Stored items
◇ ◇ ◇ ◇

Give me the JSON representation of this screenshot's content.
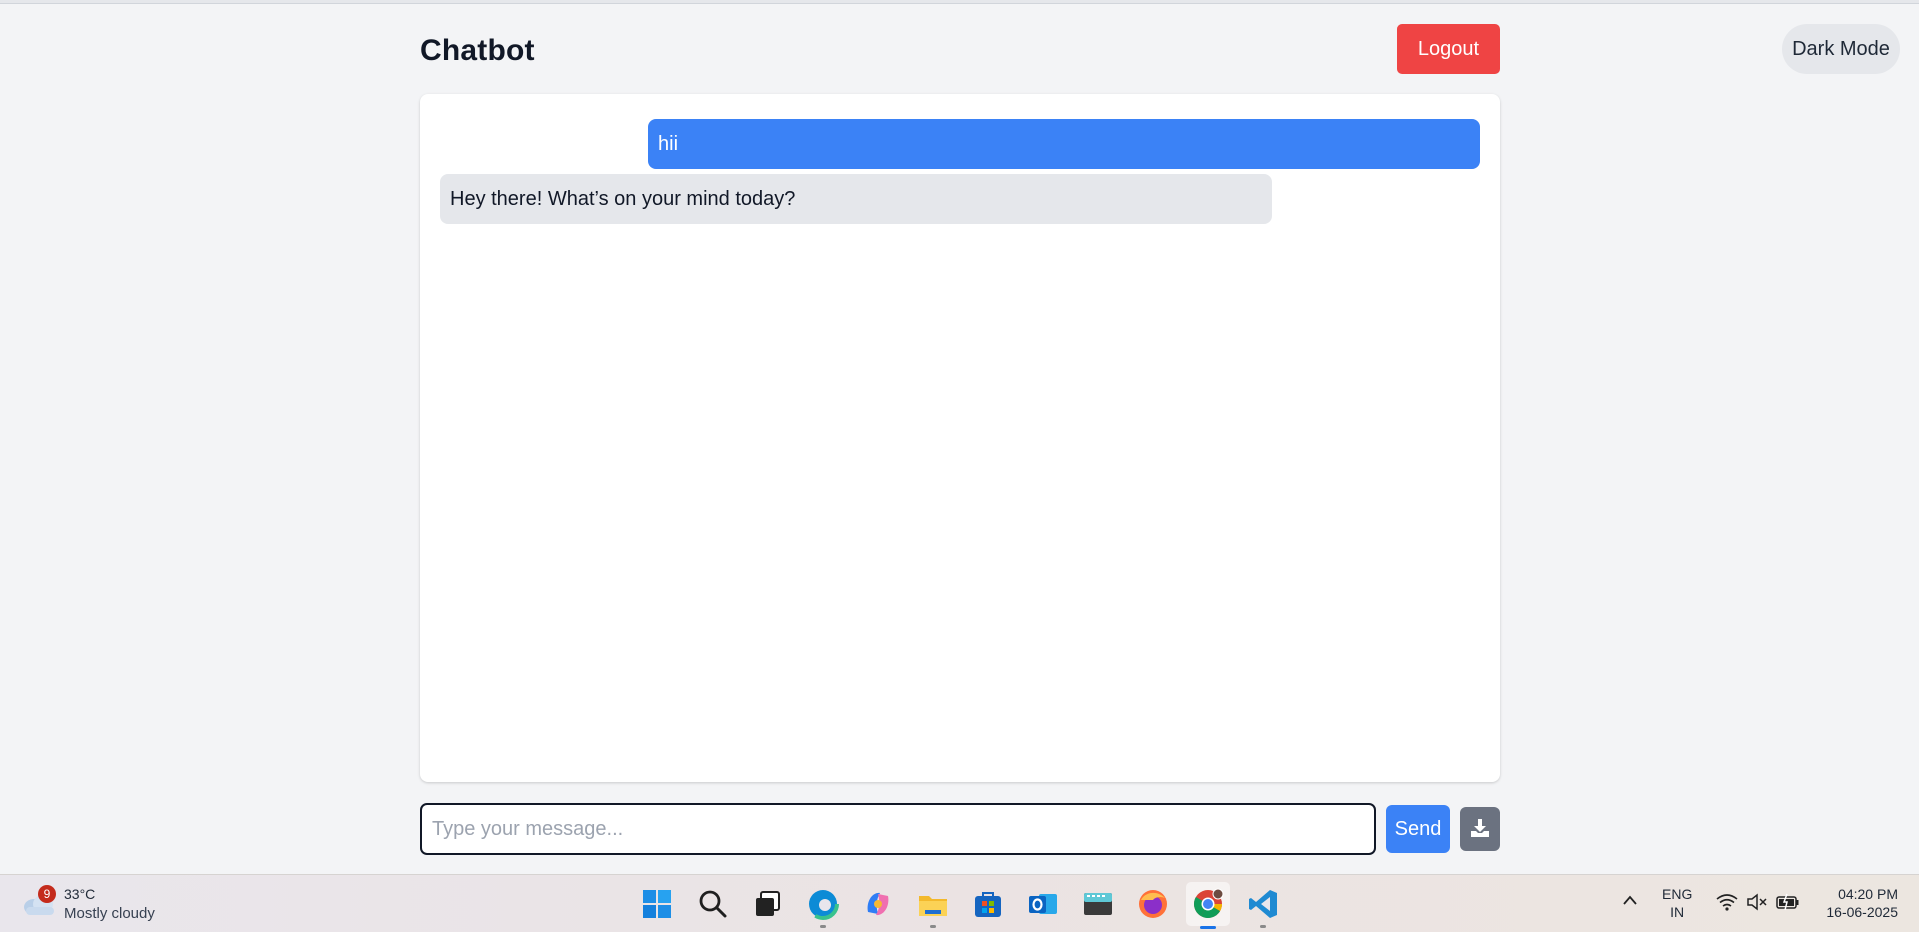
{
  "header": {
    "title": "Chatbot",
    "logout_label": "Logout",
    "dark_mode_label": "Dark Mode"
  },
  "chat": {
    "messages": [
      {
        "role": "user",
        "text": "hii"
      },
      {
        "role": "bot",
        "text": "Hey there! What’s on your mind today?"
      }
    ]
  },
  "composer": {
    "placeholder": "Type your message...",
    "value": "",
    "send_label": "Send",
    "download_icon": "download-icon"
  },
  "colors": {
    "accent_blue": "#3b82f6",
    "logout_red": "#ef4444",
    "bot_bubble": "#e5e7eb",
    "page_bg": "#f3f4f6"
  },
  "taskbar": {
    "weather": {
      "badge": "9",
      "temp": "33°C",
      "desc": "Mostly cloudy"
    },
    "apps": [
      "start-icon",
      "search-icon",
      "task-view-icon",
      "edge-icon",
      "copilot-icon",
      "file-explorer-icon",
      "store-icon",
      "outlook-icon",
      "terminal-icon",
      "firefox-icon",
      "chrome-icon",
      "vscode-icon"
    ],
    "tray": {
      "lang_line1": "ENG",
      "lang_line2": "IN",
      "time": "04:20 PM",
      "date": "16-06-2025"
    }
  }
}
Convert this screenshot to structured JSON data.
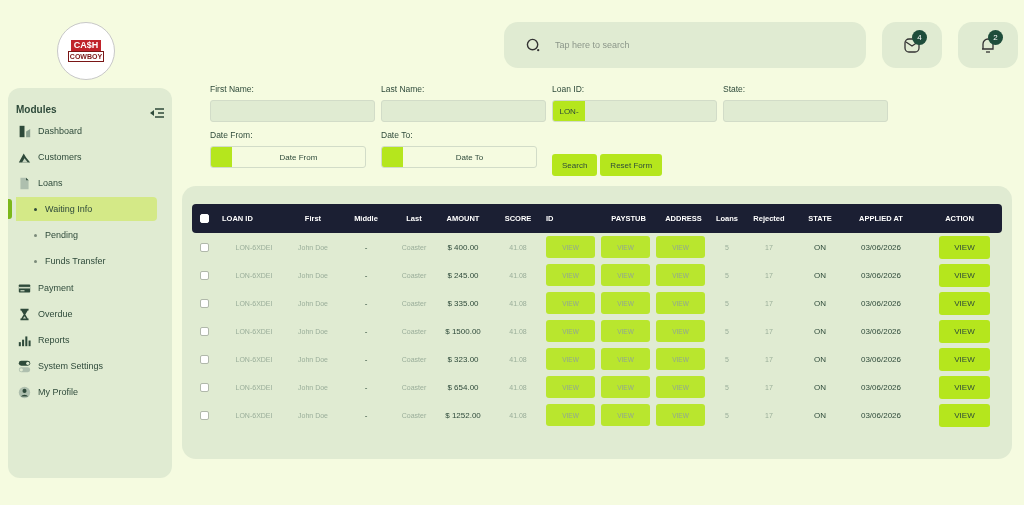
{
  "logo": {
    "line_1": "CA$H",
    "line_2": "COWBOY"
  },
  "search": {
    "placeholder": "Tap here to search"
  },
  "messages": {
    "count": "4"
  },
  "notifications": {
    "count": "2"
  },
  "sidebar": {
    "title": "Modules",
    "items": [
      {
        "label": "Dashboard",
        "selected": false
      },
      {
        "label": "Customers",
        "selected": false
      },
      {
        "label": "Loans",
        "selected": false,
        "children": [
          {
            "label": "Waiting Info",
            "selected": true
          },
          {
            "label": "Pending",
            "selected": false
          },
          {
            "label": "Funds Transfer",
            "selected": false
          }
        ]
      },
      {
        "label": "Payment",
        "selected": false
      },
      {
        "label": "Overdue",
        "selected": false
      },
      {
        "label": "Reports",
        "selected": false
      },
      {
        "label": "System Settings",
        "selected": false
      },
      {
        "label": "My Profile",
        "selected": false
      }
    ]
  },
  "filters": [
    {
      "kind": "text",
      "label": "First Name:"
    },
    {
      "kind": "text",
      "label": "Last Name:"
    },
    {
      "kind": "prefixed",
      "label": "Loan ID:",
      "prefix": "LON-"
    },
    {
      "kind": "text",
      "label": "State:"
    },
    {
      "kind": "date",
      "label": "Date From:",
      "placeholder": "Date From"
    },
    {
      "kind": "date",
      "label": "Date To:",
      "placeholder": "Date To"
    }
  ],
  "filter_buttons": [
    "Search",
    "Reset Form"
  ],
  "table": {
    "all_checked": false,
    "columns": [
      {
        "label": "LOAN ID",
        "kind": "faded"
      },
      {
        "label": "First",
        "kind": "faded"
      },
      {
        "label": "Middle",
        "kind": "text"
      },
      {
        "label": "Last",
        "kind": "faded"
      },
      {
        "label": "AMOUNT",
        "kind": "text"
      },
      {
        "label": "SCORE",
        "kind": "faded"
      },
      {
        "label": "ID",
        "kind": "faded-button"
      },
      {
        "label": "PAYSTUB",
        "kind": "faded-button"
      },
      {
        "label": "ADDRESS",
        "kind": "faded-button"
      },
      {
        "label": "Loans",
        "kind": "faded"
      },
      {
        "label": "Rejected",
        "kind": "faded"
      },
      {
        "label": "STATE",
        "kind": "text"
      },
      {
        "label": "APPLIED AT",
        "kind": "text"
      },
      {
        "label": "ACTION",
        "kind": "button"
      }
    ],
    "rows": [
      {
        "checked": false,
        "cells": [
          "LON-6XDEI",
          "John Doe",
          "-",
          "Coaster",
          "$ 400.00",
          "41.08",
          "VIEW",
          "VIEW",
          "VIEW",
          "5",
          "17",
          "ON",
          "03/06/2026",
          "VIEW"
        ]
      },
      {
        "checked": false,
        "cells": [
          "LON-6XDEI",
          "John Doe",
          "-",
          "Coaster",
          "$ 245.00",
          "41.08",
          "VIEW",
          "VIEW",
          "VIEW",
          "5",
          "17",
          "ON",
          "03/06/2026",
          "VIEW"
        ]
      },
      {
        "checked": false,
        "cells": [
          "LON-6XDEI",
          "John Doe",
          "-",
          "Coaster",
          "$ 335.00",
          "41.08",
          "VIEW",
          "VIEW",
          "VIEW",
          "5",
          "17",
          "ON",
          "03/06/2026",
          "VIEW"
        ]
      },
      {
        "checked": false,
        "cells": [
          "LON-6XDEI",
          "John Doe",
          "-",
          "Coaster",
          "$ 1500.00",
          "41.08",
          "VIEW",
          "VIEW",
          "VIEW",
          "5",
          "17",
          "ON",
          "03/06/2026",
          "VIEW"
        ]
      },
      {
        "checked": false,
        "cells": [
          "LON-6XDEI",
          "John Doe",
          "-",
          "Coaster",
          "$ 323.00",
          "41.08",
          "VIEW",
          "VIEW",
          "VIEW",
          "5",
          "17",
          "ON",
          "03/06/2026",
          "VIEW"
        ]
      },
      {
        "checked": false,
        "cells": [
          "LON-6XDEI",
          "John Doe",
          "-",
          "Coaster",
          "$ 654.00",
          "41.08",
          "VIEW",
          "VIEW",
          "VIEW",
          "5",
          "17",
          "ON",
          "03/06/2026",
          "VIEW"
        ]
      },
      {
        "checked": false,
        "cells": [
          "LON-6XDEI",
          "John Doe",
          "-",
          "Coaster",
          "$ 1252.00",
          "41.08",
          "VIEW",
          "VIEW",
          "VIEW",
          "5",
          "17",
          "ON",
          "03/06/2026",
          "VIEW"
        ]
      }
    ]
  }
}
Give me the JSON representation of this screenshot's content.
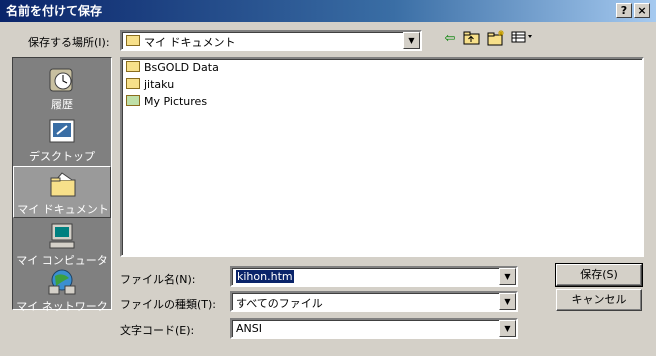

◇ ◇ ◇ ◇

#### Problem to solve:
Transcribe every entry word for word, but skip the pictures.

#### Full output:
Give me the JSON representation of this screenshot's content.
{
  "header": {
    "title": "Chatbot",
    "logout_label": "Logout",
    "dark_mode_label": "Dark Mode"
  },
  "chat": {
    "messages": [
      {
        "role": "user",
        "text": "hii"
      },
      {
        "role": "bot",
        "text": "Hey there! What’s on your mind today?"
      }
    ]
  },
  "composer": {
    "placeholder": "Type your message...",
    "value": "",
    "send_label": "Send",
    "download_icon": "download-icon"
  },
  "colors": {
    "accent_blue": "#3b82f6",
    "logout_red": "#ef4444",
    "bot_bubble": "#e5e7eb",
    "page_bg": "#f3f4f6"
  },
  "taskbar": {
    "weather": {
      "badge": "9",
      "temp": "33°C",
      "desc": "Mostly cloudy"
    },
    "apps": [
      "start-icon",
      "search-icon",
      "task-view-icon",
      "edge-icon",
      "copilot-icon",
      "file-explorer-icon",
      "store-icon",
      "outlook-icon",
      "terminal-icon",
      "firefox-icon",
      "chrome-icon",
      "vscode-icon"
    ],
    "tray": {
      "lang_line1": "ENG",
      "lang_line2": "IN",
      "time": "04:20 PM",
      "date": "16-06-2025"
    }
  }
}
Convert this screenshot to structured JSON data.
{
  "logo": {
    "line_1": "CA$H",
    "line_2": "COWBOY"
  },
  "search": {
    "placeholder": "Tap here to search"
  },
  "messages": {
    "count": "4"
  },
  "notifications": {
    "count": "2"
  },
  "sidebar": {
    "title": "Modules",
    "items": [
      {
        "label": "Dashboard",
        "selected": false
      },
      {
        "label": "Customers",
        "selected": false
      },
      {
        "label": "Loans",
        "selected": false,
        "children": [
          {
            "label": "Waiting Info",
            "selected": true
          },
          {
            "label": "Pending",
            "selected": false
          },
          {
            "label": "Funds Transfer",
            "selected": false
          }
        ]
      },
      {
        "label": "Payment",
        "selected": false
      },
      {
        "label": "Overdue",
        "selected": false
      },
      {
        "label": "Reports",
        "selected": false
      },
      {
        "label": "System Settings",
        "selected": false
      },
      {
        "label": "My Profile",
        "selected": false
      }
    ]
  },
  "filters": [
    {
      "kind": "text",
      "label": "First Name:"
    },
    {
      "kind": "text",
      "label": "Last Name:"
    },
    {
      "kind": "prefixed",
      "label": "Loan ID:",
      "prefix": "LON-"
    },
    {
      "kind": "text",
      "label": "State:"
    },
    {
      "kind": "date",
      "label": "Date From:",
      "placeholder": "Date From"
    },
    {
      "kind": "date",
      "label": "Date To:",
      "placeholder": "Date To"
    }
  ],
  "filter_buttons": [
    "Search",
    "Reset Form"
  ],
  "table": {
    "all_checked": false,
    "columns": [
      {
        "label": "LOAN ID",
        "kind": "faded"
      },
      {
        "label": "First",
        "kind": "faded"
      },
      {
        "label": "Middle",
        "kind": "text"
      },
      {
        "label": "Last",
        "kind": "faded"
      },
      {
        "label": "AMOUNT",
        "kind": "text"
      },
      {
        "label": "SCORE",
        "kind": "faded"
      },
      {
        "label": "ID",
        "kind": "faded-button"
      },
      {
        "label": "PAYSTUB",
        "kind": "faded-button"
      },
      {
        "label": "ADDRESS",
        "kind": "faded-button"
      },
      {
        "label": "Loans",
        "kind": "faded"
      },
      {
        "label": "Rejected",
        "kind": "faded"
      },
      {
        "label": "STATE",
        "kind": "text"
      },
      {
        "label": "APPLIED AT",
        "kind": "text"
      },
      {
        "label": "ACTION",
        "kind": "button"
      }
    ],
    "rows": [
      {
        "checked": false,
        "cells": [
          "LON-6XDEI",
          "John Doe",
          "-",
          "Coaster",
          "$ 400.00",
          "41.08",
          "VIEW",
          "VIEW",
          "VIEW",
          "5",
          "17",
          "ON",
          "03/06/2026",
          "VIEW"
        ]
      },
      {
        "checked": false,
        "cells": [
          "LON-6XDEI",
          "John Doe",
          "-",
          "Coaster",
          "$ 245.00",
          "41.08",
          "VIEW",
          "VIEW",
          "VIEW",
          "5",
          "17",
          "ON",
          "03/06/2026",
          "VIEW"
        ]
      },
      {
        "checked": false,
        "cells": [
          "LON-6XDEI",
          "John Doe",
          "-",
          "Coaster",
          "$ 335.00",
          "41.08",
          "VIEW",
          "VIEW",
          "VIEW",
          "5",
          "17",
          "ON",
          "03/06/2026",
          "VIEW"
        ]
      },
      {
        "checked": false,
        "cells": [
          "LON-6XDEI",
          "John Doe",
          "-",
          "Coaster",
          "$ 1500.00",
          "41.08",
          "VIEW",
          "VIEW",
          "VIEW",
          "5",
          "17",
          "ON",
          "03/06/2026",
          "VIEW"
        ]
      },
      {
        "checked": false,
        "cells": [
          "LON-6XDEI",
          "John Doe",
          "-",
          "Coaster",
          "$ 323.00",
          "41.08",
          "VIEW",
          "VIEW",
          "VIEW",
          "5",
          "17",
          "ON",
          "03/06/2026",
          "VIEW"
        ]
      },
      {
        "checked": false,
        "cells": [
          "LON-6XDEI",
          "John Doe",
          "-",
          "Coaster",
          "$ 654.00",
          "41.08",
          "VIEW",
          "VIEW",
          "VIEW",
          "5",
          "17",
          "ON",
          "03/06/2026",
          "VIEW"
        ]
      },
      {
        "checked": false,
        "cells": [
          "LON-6XDEI",
          "John Doe",
          "-",
          "Coaster",
          "$ 1252.00",
          "41.08",
          "VIEW",
          "VIEW",
          "VIEW",
          "5",
          "17",
          "ON",
          "03/06/2026",
          "VIEW"
        ]
      }
    ]
  }
}
Give me the JSON representation of this screenshot's content.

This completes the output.